### Given instruction
Emit the entire listing verbatim.

-- -- --

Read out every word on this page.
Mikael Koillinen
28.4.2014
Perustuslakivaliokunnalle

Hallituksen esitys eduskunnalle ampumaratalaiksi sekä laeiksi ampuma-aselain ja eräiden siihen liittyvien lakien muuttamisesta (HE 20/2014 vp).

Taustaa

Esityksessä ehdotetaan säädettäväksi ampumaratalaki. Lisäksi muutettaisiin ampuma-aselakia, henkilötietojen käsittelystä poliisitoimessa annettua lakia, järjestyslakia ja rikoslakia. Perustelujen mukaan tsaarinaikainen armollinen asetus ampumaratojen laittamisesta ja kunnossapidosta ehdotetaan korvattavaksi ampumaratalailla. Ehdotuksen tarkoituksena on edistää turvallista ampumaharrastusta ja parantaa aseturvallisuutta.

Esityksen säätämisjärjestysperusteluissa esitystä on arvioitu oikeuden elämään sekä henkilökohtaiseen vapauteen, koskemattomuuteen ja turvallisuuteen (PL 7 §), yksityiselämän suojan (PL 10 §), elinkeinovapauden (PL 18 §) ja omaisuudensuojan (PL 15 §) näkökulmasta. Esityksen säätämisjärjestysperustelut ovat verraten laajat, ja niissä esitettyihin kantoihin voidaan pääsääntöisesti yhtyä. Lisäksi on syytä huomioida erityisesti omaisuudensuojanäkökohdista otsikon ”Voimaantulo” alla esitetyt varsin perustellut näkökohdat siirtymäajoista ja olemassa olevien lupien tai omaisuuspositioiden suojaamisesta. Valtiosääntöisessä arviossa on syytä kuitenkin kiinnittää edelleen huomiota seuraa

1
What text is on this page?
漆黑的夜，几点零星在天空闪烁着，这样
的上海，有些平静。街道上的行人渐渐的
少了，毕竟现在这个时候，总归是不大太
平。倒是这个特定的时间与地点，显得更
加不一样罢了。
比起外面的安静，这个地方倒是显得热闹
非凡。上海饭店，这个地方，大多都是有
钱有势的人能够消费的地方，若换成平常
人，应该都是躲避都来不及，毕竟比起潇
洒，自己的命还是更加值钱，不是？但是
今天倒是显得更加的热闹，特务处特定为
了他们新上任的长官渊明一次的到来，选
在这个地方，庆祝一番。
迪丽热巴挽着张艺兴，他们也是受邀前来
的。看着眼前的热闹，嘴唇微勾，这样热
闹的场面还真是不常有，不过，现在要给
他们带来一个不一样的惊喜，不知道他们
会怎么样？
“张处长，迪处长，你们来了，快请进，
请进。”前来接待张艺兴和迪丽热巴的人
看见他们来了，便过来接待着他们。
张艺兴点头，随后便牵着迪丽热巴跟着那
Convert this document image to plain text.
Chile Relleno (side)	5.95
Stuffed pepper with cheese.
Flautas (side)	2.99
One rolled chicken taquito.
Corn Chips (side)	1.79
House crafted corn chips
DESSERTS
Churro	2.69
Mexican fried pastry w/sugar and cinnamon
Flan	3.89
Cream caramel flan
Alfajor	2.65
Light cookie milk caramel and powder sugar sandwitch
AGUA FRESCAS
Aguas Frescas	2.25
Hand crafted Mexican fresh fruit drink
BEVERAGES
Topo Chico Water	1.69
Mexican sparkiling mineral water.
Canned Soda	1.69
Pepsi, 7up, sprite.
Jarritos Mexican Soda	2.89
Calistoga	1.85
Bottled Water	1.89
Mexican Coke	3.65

-- -- --

### Answer for this exercise
Read out every word on this page.
Mikael Koillinen
28.4.2014
Perustuslakivaliokunnalle

Hallituksen esitys eduskunnalle ampumaratalaiksi sekä laeiksi ampuma-aselain ja eräiden siihen liittyvien lakien muuttamisesta (HE 20/2014 vp).

Taustaa

Esityksessä ehdotetaan säädettäväksi ampumaratalaki. Lisäksi muutettaisiin ampuma-aselakia, henkilötietojen käsittelystä poliisitoimessa annettua lakia, järjestyslakia ja rikoslakia. Perustelujen mukaan tsaarinaikainen armollinen asetus ampumaratojen laittamisesta ja kunnossapidosta ehdotetaan korvattavaksi ampumaratalailla. Ehdotuksen tarkoituksena on edistää turvallista ampumaharrastusta ja parantaa aseturvallisuutta.

Esityksen säätämisjärjestysperusteluissa esitystä on arvioitu oikeuden elämään sekä henkilökohtaiseen vapauteen, koskemattomuuteen ja turvallisuuteen (PL 7 §), yksityiselämän suojan (PL 10 §), elinkeinovapauden (PL 18 §) ja omaisuudensuojan (PL 15 §) näkökulmasta. Esityksen säätämisjärjestysperustelut ovat verraten laajat, ja niissä esitettyihin kantoihin voidaan pääsääntöisesti yhtyä. Lisäksi on syytä huomioida erityisesti omaisuudensuojanäkökohdista otsikon ”Voimaantulo” alla esitetyt varsin perustellut näkökohdat siirtymäajoista ja olemassa olevien lupien tai omaisuuspositioiden suojaamisesta. Valtiosääntöisessä arviossa on syytä kuitenkin kiinnittää edelleen huomiota seuraa

1
What text is on this page?
漆黑的夜，几点零星在天空闪烁着，这样
的上海，有些平静。街道上的行人渐渐的
少了，毕竟现在这个时候，总归是不大太
平。倒是这个特定的时间与地点，显得更
加不一样罢了。
比起外面的安静，这个地方倒是显得热闹
非凡。上海饭店，这个地方，大多都是有
钱有势的人能够消费的地方，若换成平常
人，应该都是躲避都来不及，毕竟比起潇
洒，自己的命还是更加值钱，不是？但是
今天倒是显得更加的热闹，特务处特定为
了他们新上任的长官渊明一次的到来，选
在这个地方，庆祝一番。
迪丽热巴挽着张艺兴，他们也是受邀前来
的。看着眼前的热闹，嘴唇微勾，这样热
闹的场面还真是不常有，不过，现在要给
他们带来一个不一样的惊喜，不知道他们
会怎么样？
“张处长，迪处长，你们来了，快请进，
请进。”前来接待张艺兴和迪丽热巴的人
看见他们来了，便过来接待着他们。
张艺兴点头，随后便牵着迪丽热巴跟着那
Convert this document image to plain text.
Chile Relleno (side)	5.95
Stuffed pepper with cheese.
Flautas (side)	2.99
One rolled chicken taquito.
Corn Chips (side)	1.79
House crafted corn chips
DESSERTS
Churro	2.69
Mexican fried pastry w/sugar and cinnamon
Flan	3.89
Cream caramel flan
Alfajor	2.65
Light cookie milk caramel and powder sugar sandwitch
AGUA FRESCAS
Aguas Frescas	2.25
Hand crafted Mexican fresh fruit drink
BEVERAGES
Topo Chico Water	1.69
Mexican sparkiling mineral water.
Canned Soda	1.69
Pepsi, 7up, sprite.
Jarritos Mexican Soda	2.89
Calistoga	1.85
Bottled Water	1.89
Mexican Coke	3.65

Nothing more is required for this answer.